* To do: Turn every line of the records into a Markdown table with the columns "No." and "Record", skipping blank lines.

* Element and coordinate records:
* * * *

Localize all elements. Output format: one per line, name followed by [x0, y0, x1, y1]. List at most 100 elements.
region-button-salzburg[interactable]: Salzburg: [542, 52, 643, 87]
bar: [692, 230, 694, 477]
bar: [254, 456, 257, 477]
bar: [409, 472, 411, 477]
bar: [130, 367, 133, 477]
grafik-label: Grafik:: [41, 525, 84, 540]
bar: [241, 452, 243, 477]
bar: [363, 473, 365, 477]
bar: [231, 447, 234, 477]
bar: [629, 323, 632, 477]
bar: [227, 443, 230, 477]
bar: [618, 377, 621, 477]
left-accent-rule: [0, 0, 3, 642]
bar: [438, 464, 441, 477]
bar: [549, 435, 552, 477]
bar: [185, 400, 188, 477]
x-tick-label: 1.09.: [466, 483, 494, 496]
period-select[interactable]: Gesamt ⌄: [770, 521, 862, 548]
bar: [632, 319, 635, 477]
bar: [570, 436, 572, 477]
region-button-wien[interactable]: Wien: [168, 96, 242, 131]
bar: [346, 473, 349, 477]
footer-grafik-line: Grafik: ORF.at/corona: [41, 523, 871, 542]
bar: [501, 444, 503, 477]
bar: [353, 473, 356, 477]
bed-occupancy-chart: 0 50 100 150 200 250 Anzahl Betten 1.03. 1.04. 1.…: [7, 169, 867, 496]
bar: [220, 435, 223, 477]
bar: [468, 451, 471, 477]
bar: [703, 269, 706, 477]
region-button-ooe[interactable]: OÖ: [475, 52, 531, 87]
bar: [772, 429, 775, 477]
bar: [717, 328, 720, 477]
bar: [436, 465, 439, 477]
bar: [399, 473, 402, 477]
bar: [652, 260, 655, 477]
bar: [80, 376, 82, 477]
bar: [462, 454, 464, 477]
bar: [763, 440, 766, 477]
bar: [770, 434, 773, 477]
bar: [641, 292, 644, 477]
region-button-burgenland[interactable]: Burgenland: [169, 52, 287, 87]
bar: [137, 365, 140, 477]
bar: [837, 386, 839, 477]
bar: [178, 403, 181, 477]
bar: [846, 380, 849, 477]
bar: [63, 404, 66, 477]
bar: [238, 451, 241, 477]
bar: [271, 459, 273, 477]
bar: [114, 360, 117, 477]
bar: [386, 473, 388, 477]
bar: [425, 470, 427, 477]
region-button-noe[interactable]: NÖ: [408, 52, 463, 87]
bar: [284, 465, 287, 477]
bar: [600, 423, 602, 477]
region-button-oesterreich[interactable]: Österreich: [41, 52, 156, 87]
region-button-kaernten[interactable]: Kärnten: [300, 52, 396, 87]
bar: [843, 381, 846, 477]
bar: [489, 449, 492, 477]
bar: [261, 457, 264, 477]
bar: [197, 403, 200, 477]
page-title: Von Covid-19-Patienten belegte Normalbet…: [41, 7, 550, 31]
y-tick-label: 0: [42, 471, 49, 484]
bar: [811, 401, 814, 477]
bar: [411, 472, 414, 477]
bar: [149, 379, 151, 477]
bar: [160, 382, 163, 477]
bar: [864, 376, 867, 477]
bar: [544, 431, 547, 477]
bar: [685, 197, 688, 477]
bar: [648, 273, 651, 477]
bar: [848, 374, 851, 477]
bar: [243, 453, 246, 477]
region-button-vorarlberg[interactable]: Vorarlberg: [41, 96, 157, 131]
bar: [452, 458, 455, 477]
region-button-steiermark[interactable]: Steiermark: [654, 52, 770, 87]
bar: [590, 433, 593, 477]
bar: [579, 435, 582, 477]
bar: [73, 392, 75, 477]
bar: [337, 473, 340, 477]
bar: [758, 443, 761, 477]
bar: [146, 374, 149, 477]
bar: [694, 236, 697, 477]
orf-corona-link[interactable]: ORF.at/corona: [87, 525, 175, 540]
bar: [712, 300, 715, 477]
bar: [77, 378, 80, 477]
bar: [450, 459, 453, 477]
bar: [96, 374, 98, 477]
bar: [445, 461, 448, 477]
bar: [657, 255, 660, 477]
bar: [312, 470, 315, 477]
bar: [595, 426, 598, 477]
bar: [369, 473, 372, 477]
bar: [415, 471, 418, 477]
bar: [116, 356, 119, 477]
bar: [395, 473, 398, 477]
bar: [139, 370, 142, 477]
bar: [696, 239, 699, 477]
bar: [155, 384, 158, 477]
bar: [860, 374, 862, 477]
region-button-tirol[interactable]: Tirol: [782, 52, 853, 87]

* * * *

* Result for this exercise:
| No. | Record |
|---|---|
| 1 | Localize all elements. Output format: one per line, name followed by [x0, y0, x1, y1]. List at most 100 elements. |
| 2 | region-button-salzburg[interactable]: Salzburg: [542, 52, 643, 87] |
| 3 | bar: [692, 230, 694, 477] |
| 4 | bar: [254, 456, 257, 477] |
| 5 | bar: [409, 472, 411, 477] |
| 6 | bar: [130, 367, 133, 477] |
| 7 | grafik-label: Grafik:: [41, 525, 84, 540] |
| 8 | bar: [241, 452, 243, 477] |
| 9 | bar: [363, 473, 365, 477] |
| 10 | bar: [231, 447, 234, 477] |
| 11 | bar: [629, 323, 632, 477] |
| 12 | bar: [227, 443, 230, 477] |
| 13 | bar: [618, 377, 621, 477] |
| 14 | left-accent-rule: [0, 0, 3, 642] |
| 15 | bar: [438, 464, 441, 477] |
| 16 | bar: [549, 435, 552, 477] |
| 17 | bar: [185, 400, 188, 477] |
| 18 | x-tick-label: 1.09.: [466, 483, 494, 496] |
| 19 | period-select[interactable]: Gesamt ⌄: [770, 521, 862, 548] |
| 20 | bar: [632, 319, 635, 477] |
| 21 | bar: [570, 436, 572, 477] |
| 22 | region-button-wien[interactable]: Wien: [168, 96, 242, 131] |
| 23 | bar: [346, 473, 349, 477] |
| 24 | footer-grafik-line: Grafik: ORF.at/corona: [41, 523, 871, 542] |
| 25 | bar: [501, 444, 503, 477] |
| 26 | bar: [353, 473, 356, 477] |
| 27 | bed-occupancy-chart: 0 50 100 150 200 250 Anzahl Betten 1.03. 1.04. 1.…: [7, 169, 867, 496] |
| 28 | bar: [220, 435, 223, 477] |
| 29 | bar: [468, 451, 471, 477] |
| 30 | bar: [703, 269, 706, 477] |
| 31 | region-button-ooe[interactable]: OÖ: [475, 52, 531, 87] |
| 32 | bar: [772, 429, 775, 477] |
| 33 | bar: [717, 328, 720, 477] |
| 34 | bar: [436, 465, 439, 477] |
| 35 | bar: [399, 473, 402, 477] |
| 36 | bar: [652, 260, 655, 477] |
| 37 | bar: [80, 376, 82, 477] |
| 38 | bar: [462, 454, 464, 477] |
| 39 | bar: [763, 440, 766, 477] |
| 40 | bar: [770, 434, 773, 477] |
| 41 | bar: [641, 292, 644, 477] |
| 42 | region-button-burgenland[interactable]: Burgenland: [169, 52, 287, 87] |
| 43 | bar: [137, 365, 140, 477] |
| 44 | bar: [837, 386, 839, 477] |
| 45 | bar: [178, 403, 181, 477] |
| 46 | bar: [846, 380, 849, 477] |
| 47 | bar: [63, 404, 66, 477] |
| 48 | bar: [238, 451, 241, 477] |
| 49 | bar: [271, 459, 273, 477] |
| 50 | bar: [114, 360, 117, 477] |
| 51 | bar: [386, 473, 388, 477] |
| 52 | bar: [425, 470, 427, 477] |
| 53 | region-button-noe[interactable]: NÖ: [408, 52, 463, 87] |
| 54 | bar: [284, 465, 287, 477] |
| 55 | bar: [600, 423, 602, 477] |
| 56 | region-button-oesterreich[interactable]: Österreich: [41, 52, 156, 87] |
| 57 | region-button-kaernten[interactable]: Kärnten: [300, 52, 396, 87] |
| 58 | bar: [843, 381, 846, 477] |
| 59 | bar: [489, 449, 492, 477] |
| 60 | bar: [261, 457, 264, 477] |
| 61 | bar: [197, 403, 200, 477] |
| 62 | page-title: Von Covid-19-Patienten belegte Normalbet…: [41, 7, 550, 31] |
| 63 | y-tick-label: 0: [42, 471, 49, 484] |
| 64 | bar: [811, 401, 814, 477] |
| 65 | bar: [411, 472, 414, 477] |
| 66 | bar: [149, 379, 151, 477] |
| 67 | bar: [160, 382, 163, 477] |
| 68 | bar: [864, 376, 867, 477] |
| 69 | bar: [544, 431, 547, 477] |
| 70 | bar: [685, 197, 688, 477] |
| 71 | bar: [648, 273, 651, 477] |
| 72 | bar: [848, 374, 851, 477] |
| 73 | bar: [243, 453, 246, 477] |
| 74 | region-button-vorarlberg[interactable]: Vorarlberg: [41, 96, 157, 131] |
| 75 | bar: [452, 458, 455, 477] |
| 76 | region-button-steiermark[interactable]: Steiermark: [654, 52, 770, 87] |
| 77 | bar: [590, 433, 593, 477] |
| 78 | bar: [579, 435, 582, 477] |
| 79 | bar: [73, 392, 75, 477] |
| 80 | bar: [337, 473, 340, 477] |
| 81 | bar: [758, 443, 761, 477] |
| 82 | bar: [146, 374, 149, 477] |
| 83 | bar: [694, 236, 697, 477] |
| 84 | orf-corona-link[interactable]: ORF.at/corona: [87, 525, 175, 540] |
| 85 | bar: [712, 300, 715, 477] |
| 86 | bar: [77, 378, 80, 477] |
| 87 | bar: [450, 459, 453, 477] |
| 88 | bar: [96, 374, 98, 477] |
| 89 | bar: [445, 461, 448, 477] |
| 90 | bar: [657, 255, 660, 477] |
| 91 | bar: [312, 470, 315, 477] |
| 92 | bar: [595, 426, 598, 477] |
| 93 | bar: [369, 473, 372, 477] |
| 94 | bar: [415, 471, 418, 477] |
| 95 | bar: [116, 356, 119, 477] |
| 96 | bar: [395, 473, 398, 477] |
| 97 | bar: [139, 370, 142, 477] |
| 98 | bar: [696, 239, 699, 477] |
| 99 | bar: [155, 384, 158, 477] |
| 100 | bar: [860, 374, 862, 477] |
| 101 | region-button-tirol[interactable]: Tirol: [782, 52, 853, 87] |